== SOURCE RECORDS ==

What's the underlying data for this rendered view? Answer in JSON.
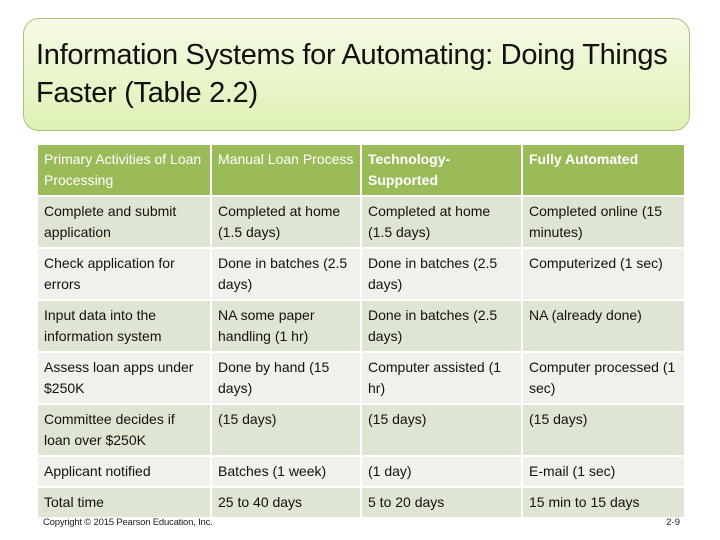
{
  "slide": {
    "title": "Information Systems for Automating: Doing Things Faster (Table 2.2)",
    "colors": {
      "header_fill": "#9bbb59",
      "row_dark": "#dfe5d3",
      "row_light": "#eff2ea",
      "title_box": "#e6f4c8"
    }
  },
  "table": {
    "headers": [
      "Primary Activities of Loan Processing",
      "Manual Loan Process",
      "Technology-Supported",
      "Fully Automated"
    ],
    "rows": [
      [
        "Complete and submit application",
        "Completed at home (1.5 days)",
        "Completed at home (1.5 days)",
        "Completed online (15 minutes)"
      ],
      [
        "Check application for errors",
        "Done in batches (2.5 days)",
        "Done in batches (2.5 days)",
        "Computerized (1 sec)"
      ],
      [
        "Input data into the information system",
        "NA some paper handling (1 hr)",
        "Done in batches (2.5 days)",
        "NA (already done)"
      ],
      [
        "Assess loan apps under $250K",
        "Done by hand (15 days)",
        "Computer assisted (1 hr)",
        "Computer processed (1 sec)"
      ],
      [
        "Committee decides if loan over $250K",
        "(15 days)",
        "(15 days)",
        "(15 days)"
      ],
      [
        "Applicant notified",
        "Batches (1 week)",
        "(1 day)",
        "E-mail (1 sec)"
      ],
      [
        "Total time",
        "25 to 40 days",
        "5 to 20 days",
        "15 min to 15 days"
      ]
    ]
  },
  "footer": {
    "copyright": "Copyright © 2015 Pearson Education, Inc.",
    "page_number": "2-9"
  }
}
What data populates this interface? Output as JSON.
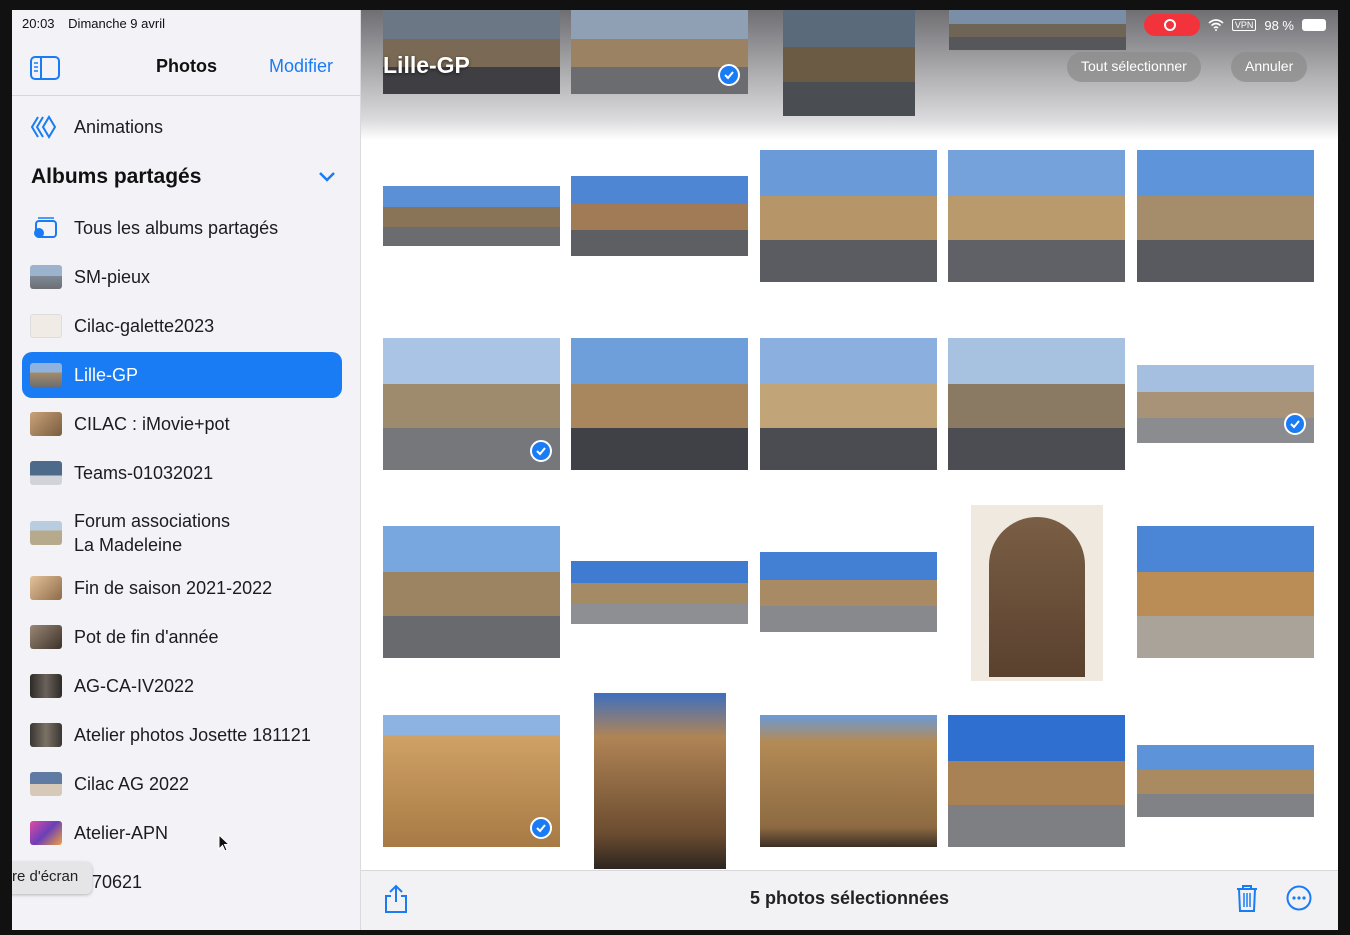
{
  "status": {
    "time": "20:03",
    "date": "Dimanche 9 avril",
    "battery": "98 %",
    "vpn": "VPN"
  },
  "sidebar": {
    "title": "Photos",
    "edit_label": "Modifier",
    "animations_label": "Animations",
    "section_title": "Albums partagés",
    "items": [
      {
        "label": "Tous les albums partagés",
        "color": "#1a7cf5"
      },
      {
        "label": "SM-pieux",
        "color": "#7e8a96"
      },
      {
        "label": "Cilac-galette2023",
        "color": "#e9e2d8"
      },
      {
        "label": "Lille-GP",
        "color": "#8d9eb3"
      },
      {
        "label": "CILAC : iMovie+pot",
        "color": "#9a7b5a"
      },
      {
        "label": "Teams-01032021",
        "color": "#4d6a8a"
      },
      {
        "label": "Forum associations",
        "label2": "La Madeleine",
        "color": "#b6a98c"
      },
      {
        "label": "Fin de saison 2021-2022",
        "color": "#c79a6e"
      },
      {
        "label": "Pot de fin d'année",
        "color": "#6b5a4a"
      },
      {
        "label": "AG-CA-IV2022",
        "color": "#3d3a37"
      },
      {
        "label": "Atelier photos Josette 181121",
        "color": "#4b4540"
      },
      {
        "label": "Cilac AG 2022",
        "color": "#5f7aa3"
      },
      {
        "label": "Atelier-APN",
        "color": "#c9479a"
      },
      {
        "label": "70621",
        "color": "#5b5b5b"
      }
    ],
    "tooltip": "re d'écran"
  },
  "main": {
    "album_title": "Lille-GP",
    "select_all_label": "Tout sélectionner",
    "cancel_label": "Annuler",
    "selection_count": "5 photos sélectionnées"
  },
  "colors": {
    "accent": "#1a7cf5",
    "sky": "#5b8fd6",
    "building": "#b69568",
    "ground": "#6b6c70"
  }
}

===

From the listing above, pick out each line where the word "What" appears.

What's the underlying data for this rendered view? Answer in JSON.
What data populates this interface? Output as JSON.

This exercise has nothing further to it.